* _What the task asks_: Leave the pictures out, and retype all of the material exactly as written.

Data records
──────
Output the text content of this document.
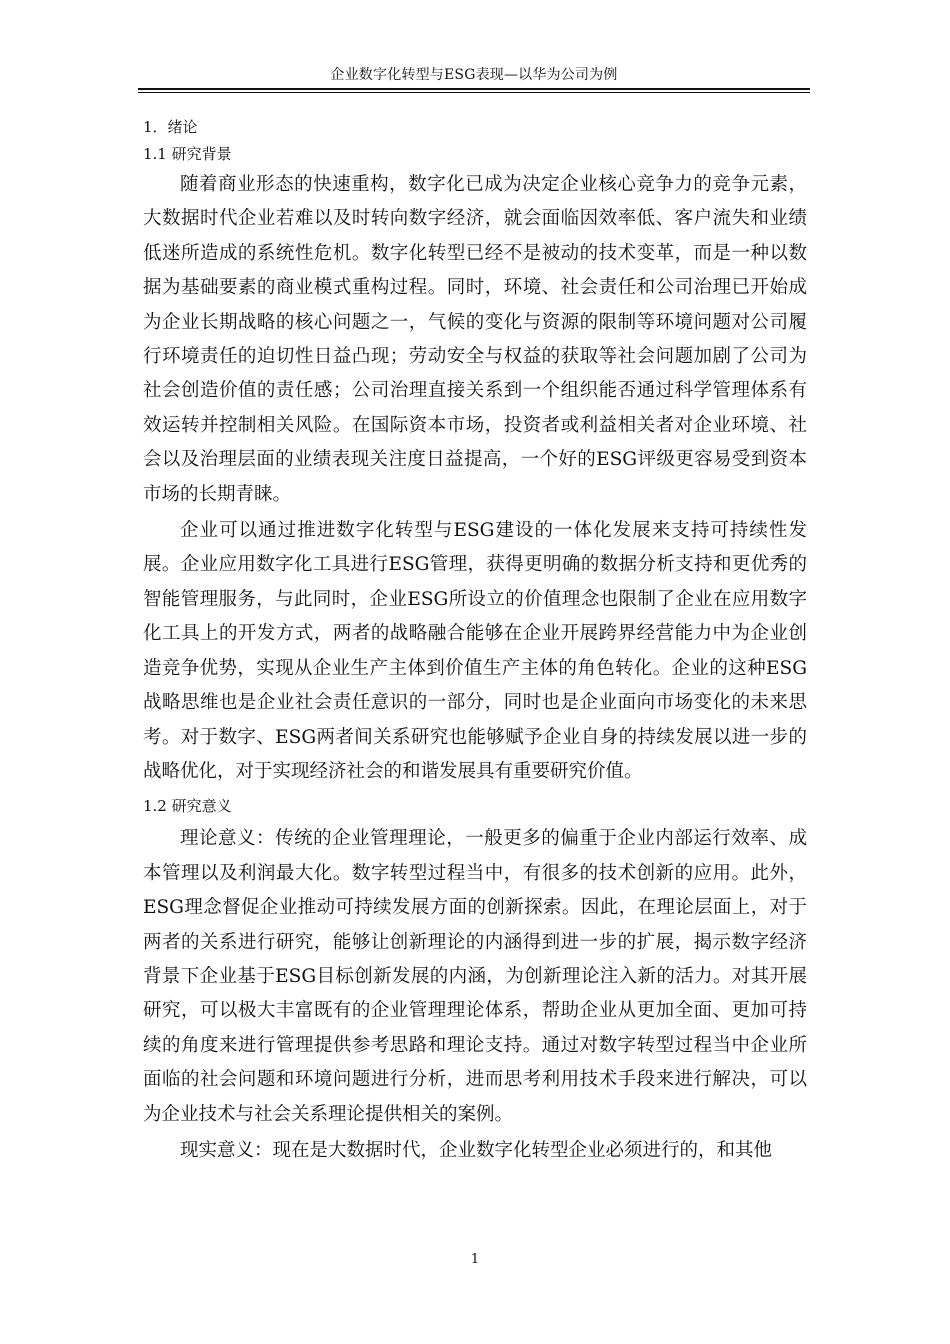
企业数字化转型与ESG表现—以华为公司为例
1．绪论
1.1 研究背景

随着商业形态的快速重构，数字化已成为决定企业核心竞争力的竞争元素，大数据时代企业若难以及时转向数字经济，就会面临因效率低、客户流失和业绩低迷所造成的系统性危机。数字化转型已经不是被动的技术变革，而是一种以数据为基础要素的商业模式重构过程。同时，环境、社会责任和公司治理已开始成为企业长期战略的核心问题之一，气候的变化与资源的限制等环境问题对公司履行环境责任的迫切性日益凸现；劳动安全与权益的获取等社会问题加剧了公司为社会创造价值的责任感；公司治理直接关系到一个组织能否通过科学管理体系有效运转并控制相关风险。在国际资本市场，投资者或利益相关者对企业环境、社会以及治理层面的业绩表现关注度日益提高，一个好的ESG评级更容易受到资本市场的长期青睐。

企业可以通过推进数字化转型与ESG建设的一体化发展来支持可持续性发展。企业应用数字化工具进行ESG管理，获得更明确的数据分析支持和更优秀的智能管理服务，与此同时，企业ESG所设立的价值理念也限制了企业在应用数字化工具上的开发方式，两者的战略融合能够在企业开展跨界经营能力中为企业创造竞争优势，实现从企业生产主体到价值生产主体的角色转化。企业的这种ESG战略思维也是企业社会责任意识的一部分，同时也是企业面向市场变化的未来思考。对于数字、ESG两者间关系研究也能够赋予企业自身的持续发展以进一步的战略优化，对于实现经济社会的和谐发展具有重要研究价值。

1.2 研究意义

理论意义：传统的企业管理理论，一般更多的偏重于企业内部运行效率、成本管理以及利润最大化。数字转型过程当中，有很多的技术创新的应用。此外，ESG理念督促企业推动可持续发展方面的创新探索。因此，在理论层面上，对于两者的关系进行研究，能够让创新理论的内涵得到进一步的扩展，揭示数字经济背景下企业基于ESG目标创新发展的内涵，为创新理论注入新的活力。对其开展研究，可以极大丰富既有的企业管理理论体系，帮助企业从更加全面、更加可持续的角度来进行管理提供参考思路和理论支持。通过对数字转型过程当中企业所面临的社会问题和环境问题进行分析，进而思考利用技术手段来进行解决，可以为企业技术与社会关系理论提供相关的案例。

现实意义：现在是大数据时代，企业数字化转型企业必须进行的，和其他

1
──────
* _Result of the task_:
Output the text content of this document.
企业数字化转型与ESG表现—以华为公司为例
1．绪论
1.1 研究背景

随着商业形态的快速重构，数字化已成为决定企业核心竞争力的竞争元素，大数据时代企业若难以及时转向数字经济，就会面临因效率低、客户流失和业绩低迷所造成的系统性危机。数字化转型已经不是被动的技术变革，而是一种以数据为基础要素的商业模式重构过程。同时，环境、社会责任和公司治理已开始成为企业长期战略的核心问题之一，气候的变化与资源的限制等环境问题对公司履行环境责任的迫切性日益凸现；劳动安全与权益的获取等社会问题加剧了公司为社会创造价值的责任感；公司治理直接关系到一个组织能否通过科学管理体系有效运转并控制相关风险。在国际资本市场，投资者或利益相关者对企业环境、社会以及治理层面的业绩表现关注度日益提高，一个好的ESG评级更容易受到资本市场的长期青睐。

企业可以通过推进数字化转型与ESG建设的一体化发展来支持可持续性发展。企业应用数字化工具进行ESG管理，获得更明确的数据分析支持和更优秀的智能管理服务，与此同时，企业ESG所设立的价值理念也限制了企业在应用数字化工具上的开发方式，两者的战略融合能够在企业开展跨界经营能力中为企业创造竞争优势，实现从企业生产主体到价值生产主体的角色转化。企业的这种ESG战略思维也是企业社会责任意识的一部分，同时也是企业面向市场变化的未来思考。对于数字、ESG两者间关系研究也能够赋予企业自身的持续发展以进一步的战略优化，对于实现经济社会的和谐发展具有重要研究价值。

1.2 研究意义

理论意义：传统的企业管理理论，一般更多的偏重于企业内部运行效率、成本管理以及利润最大化。数字转型过程当中，有很多的技术创新的应用。此外，ESG理念督促企业推动可持续发展方面的创新探索。因此，在理论层面上，对于两者的关系进行研究，能够让创新理论的内涵得到进一步的扩展，揭示数字经济背景下企业基于ESG目标创新发展的内涵，为创新理论注入新的活力。对其开展研究，可以极大丰富既有的企业管理理论体系，帮助企业从更加全面、更加可持续的角度来进行管理提供参考思路和理论支持。通过对数字转型过程当中企业所面临的社会问题和环境问题进行分析，进而思考利用技术手段来进行解决，可以为企业技术与社会关系理论提供相关的案例。

现实意义：现在是大数据时代，企业数字化转型企业必须进行的，和其他

1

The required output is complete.